Stored records
····················

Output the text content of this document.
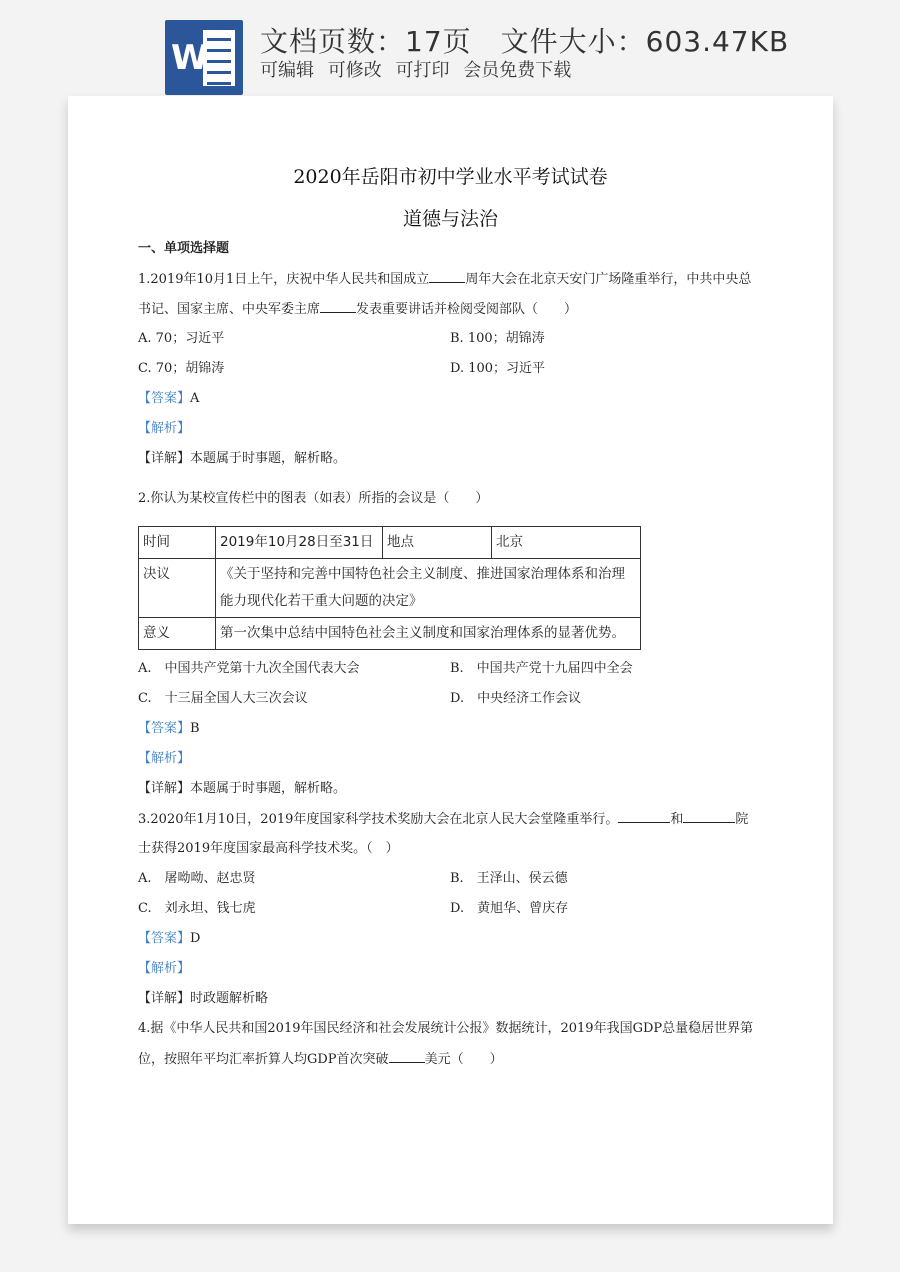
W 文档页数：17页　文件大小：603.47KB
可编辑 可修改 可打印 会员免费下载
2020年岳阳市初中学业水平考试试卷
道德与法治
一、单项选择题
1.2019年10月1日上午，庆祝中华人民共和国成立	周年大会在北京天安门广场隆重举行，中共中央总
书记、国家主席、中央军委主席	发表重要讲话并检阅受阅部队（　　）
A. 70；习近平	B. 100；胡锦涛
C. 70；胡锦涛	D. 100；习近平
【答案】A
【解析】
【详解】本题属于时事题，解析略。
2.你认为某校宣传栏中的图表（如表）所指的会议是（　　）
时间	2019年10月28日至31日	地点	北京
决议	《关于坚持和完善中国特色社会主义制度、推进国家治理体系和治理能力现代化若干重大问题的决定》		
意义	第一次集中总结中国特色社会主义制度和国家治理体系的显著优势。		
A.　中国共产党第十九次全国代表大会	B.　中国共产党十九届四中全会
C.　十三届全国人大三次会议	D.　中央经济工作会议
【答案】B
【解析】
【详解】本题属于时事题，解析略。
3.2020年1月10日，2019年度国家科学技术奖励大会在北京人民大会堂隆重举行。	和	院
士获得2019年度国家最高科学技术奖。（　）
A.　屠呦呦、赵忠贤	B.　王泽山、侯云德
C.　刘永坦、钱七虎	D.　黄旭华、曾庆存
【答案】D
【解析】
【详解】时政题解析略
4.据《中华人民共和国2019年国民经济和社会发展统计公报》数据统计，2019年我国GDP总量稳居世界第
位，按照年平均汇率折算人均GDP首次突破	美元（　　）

····················

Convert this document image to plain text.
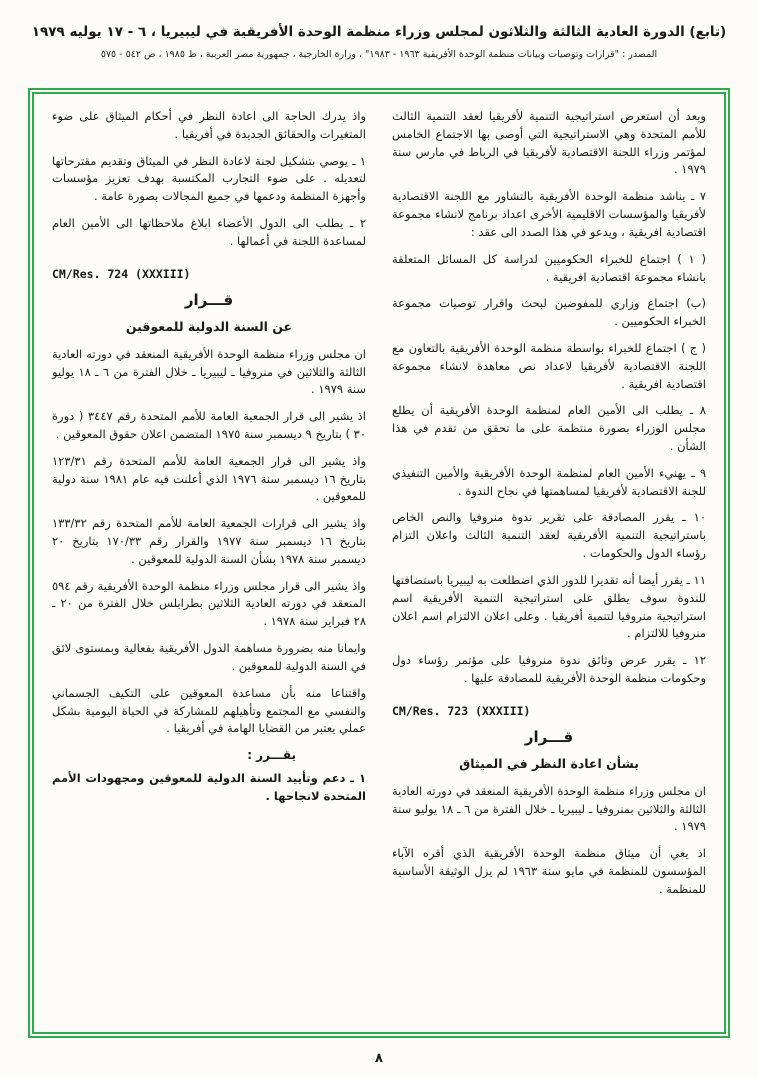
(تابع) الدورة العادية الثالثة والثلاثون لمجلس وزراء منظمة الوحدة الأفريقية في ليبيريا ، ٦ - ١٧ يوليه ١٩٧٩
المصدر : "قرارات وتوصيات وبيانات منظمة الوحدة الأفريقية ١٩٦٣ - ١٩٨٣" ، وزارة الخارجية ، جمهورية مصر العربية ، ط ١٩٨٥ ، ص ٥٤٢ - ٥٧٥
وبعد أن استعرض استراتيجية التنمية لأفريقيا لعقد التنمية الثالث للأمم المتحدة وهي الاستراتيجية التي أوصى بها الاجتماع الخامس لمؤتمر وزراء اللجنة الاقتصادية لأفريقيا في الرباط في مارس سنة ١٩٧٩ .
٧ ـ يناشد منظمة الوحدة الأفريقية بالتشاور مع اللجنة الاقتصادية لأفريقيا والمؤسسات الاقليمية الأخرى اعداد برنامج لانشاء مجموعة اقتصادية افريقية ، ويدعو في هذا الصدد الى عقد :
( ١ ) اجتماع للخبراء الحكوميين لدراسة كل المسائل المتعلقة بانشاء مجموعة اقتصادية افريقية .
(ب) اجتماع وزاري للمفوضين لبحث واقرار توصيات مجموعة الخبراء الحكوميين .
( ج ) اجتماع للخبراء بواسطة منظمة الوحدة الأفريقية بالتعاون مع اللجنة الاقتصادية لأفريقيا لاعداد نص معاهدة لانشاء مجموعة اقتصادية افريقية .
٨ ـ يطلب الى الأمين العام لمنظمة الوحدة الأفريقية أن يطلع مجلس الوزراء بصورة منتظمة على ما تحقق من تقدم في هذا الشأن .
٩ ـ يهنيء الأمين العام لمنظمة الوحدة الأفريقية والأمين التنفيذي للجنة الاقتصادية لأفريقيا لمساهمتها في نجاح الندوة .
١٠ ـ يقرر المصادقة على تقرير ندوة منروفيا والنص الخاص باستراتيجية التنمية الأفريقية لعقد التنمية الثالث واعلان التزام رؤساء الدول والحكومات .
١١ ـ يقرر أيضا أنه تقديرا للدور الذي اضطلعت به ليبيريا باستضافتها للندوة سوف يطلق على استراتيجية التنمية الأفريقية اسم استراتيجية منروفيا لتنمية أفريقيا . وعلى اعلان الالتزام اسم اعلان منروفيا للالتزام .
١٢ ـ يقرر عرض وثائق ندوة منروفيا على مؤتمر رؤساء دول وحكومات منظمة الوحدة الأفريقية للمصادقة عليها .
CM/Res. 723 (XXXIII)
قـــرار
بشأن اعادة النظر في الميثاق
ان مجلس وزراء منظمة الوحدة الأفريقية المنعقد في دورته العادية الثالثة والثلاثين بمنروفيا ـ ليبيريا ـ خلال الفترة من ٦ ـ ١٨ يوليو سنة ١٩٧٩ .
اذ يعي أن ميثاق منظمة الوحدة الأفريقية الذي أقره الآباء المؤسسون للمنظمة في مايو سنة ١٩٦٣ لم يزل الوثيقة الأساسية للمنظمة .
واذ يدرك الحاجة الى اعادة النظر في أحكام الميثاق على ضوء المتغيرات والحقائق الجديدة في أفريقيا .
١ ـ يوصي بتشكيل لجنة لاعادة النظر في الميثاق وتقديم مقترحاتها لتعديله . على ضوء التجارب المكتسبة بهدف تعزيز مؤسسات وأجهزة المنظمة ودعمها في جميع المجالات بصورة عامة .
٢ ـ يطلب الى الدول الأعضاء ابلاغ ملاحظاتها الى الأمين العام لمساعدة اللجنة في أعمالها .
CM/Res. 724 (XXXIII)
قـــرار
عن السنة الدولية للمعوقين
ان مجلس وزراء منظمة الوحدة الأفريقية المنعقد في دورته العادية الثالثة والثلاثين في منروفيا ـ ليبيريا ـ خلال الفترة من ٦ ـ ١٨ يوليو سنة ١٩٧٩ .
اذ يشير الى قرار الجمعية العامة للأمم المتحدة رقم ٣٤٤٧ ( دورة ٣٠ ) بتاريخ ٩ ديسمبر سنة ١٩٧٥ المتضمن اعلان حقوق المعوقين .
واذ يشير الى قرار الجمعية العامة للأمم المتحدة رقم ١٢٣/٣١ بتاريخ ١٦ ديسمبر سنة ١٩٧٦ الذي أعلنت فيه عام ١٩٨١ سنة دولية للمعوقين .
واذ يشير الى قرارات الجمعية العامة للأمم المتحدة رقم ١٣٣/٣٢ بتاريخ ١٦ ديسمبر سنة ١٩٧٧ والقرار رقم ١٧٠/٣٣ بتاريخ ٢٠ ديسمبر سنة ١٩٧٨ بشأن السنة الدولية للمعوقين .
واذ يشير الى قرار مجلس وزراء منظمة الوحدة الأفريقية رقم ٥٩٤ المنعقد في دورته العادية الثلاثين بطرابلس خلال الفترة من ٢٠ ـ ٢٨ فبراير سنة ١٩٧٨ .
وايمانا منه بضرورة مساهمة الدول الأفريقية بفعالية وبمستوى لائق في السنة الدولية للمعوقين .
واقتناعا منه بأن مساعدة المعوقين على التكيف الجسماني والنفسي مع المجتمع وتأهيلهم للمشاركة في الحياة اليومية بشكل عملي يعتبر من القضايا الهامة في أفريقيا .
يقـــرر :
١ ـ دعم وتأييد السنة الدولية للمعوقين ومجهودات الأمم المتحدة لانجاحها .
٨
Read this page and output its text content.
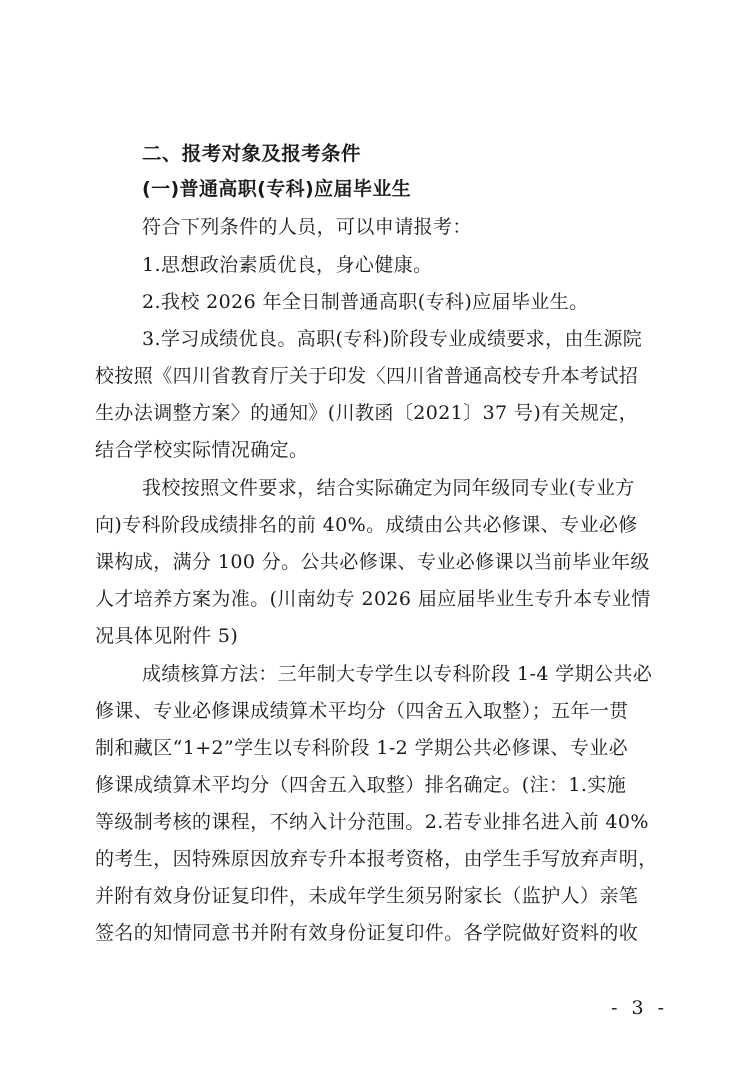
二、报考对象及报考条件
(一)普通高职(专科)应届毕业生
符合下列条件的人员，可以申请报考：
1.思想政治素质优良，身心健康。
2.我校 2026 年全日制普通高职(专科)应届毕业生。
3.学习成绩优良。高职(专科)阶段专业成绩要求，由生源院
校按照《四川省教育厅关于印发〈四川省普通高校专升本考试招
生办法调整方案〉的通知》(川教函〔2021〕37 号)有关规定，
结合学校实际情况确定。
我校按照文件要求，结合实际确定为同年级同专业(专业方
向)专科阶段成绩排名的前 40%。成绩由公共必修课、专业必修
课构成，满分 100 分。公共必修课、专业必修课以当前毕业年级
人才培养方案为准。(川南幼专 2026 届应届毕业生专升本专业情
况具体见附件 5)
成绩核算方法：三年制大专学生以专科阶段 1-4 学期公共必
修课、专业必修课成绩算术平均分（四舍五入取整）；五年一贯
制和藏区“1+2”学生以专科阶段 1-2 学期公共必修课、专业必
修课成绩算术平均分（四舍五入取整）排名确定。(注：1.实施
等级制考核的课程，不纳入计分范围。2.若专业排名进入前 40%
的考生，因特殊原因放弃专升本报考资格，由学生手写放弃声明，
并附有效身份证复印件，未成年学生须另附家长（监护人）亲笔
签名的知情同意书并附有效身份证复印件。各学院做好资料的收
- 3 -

····················

Tally the lines that hold the string "الاقتصادية" and state the total, nothing more.

4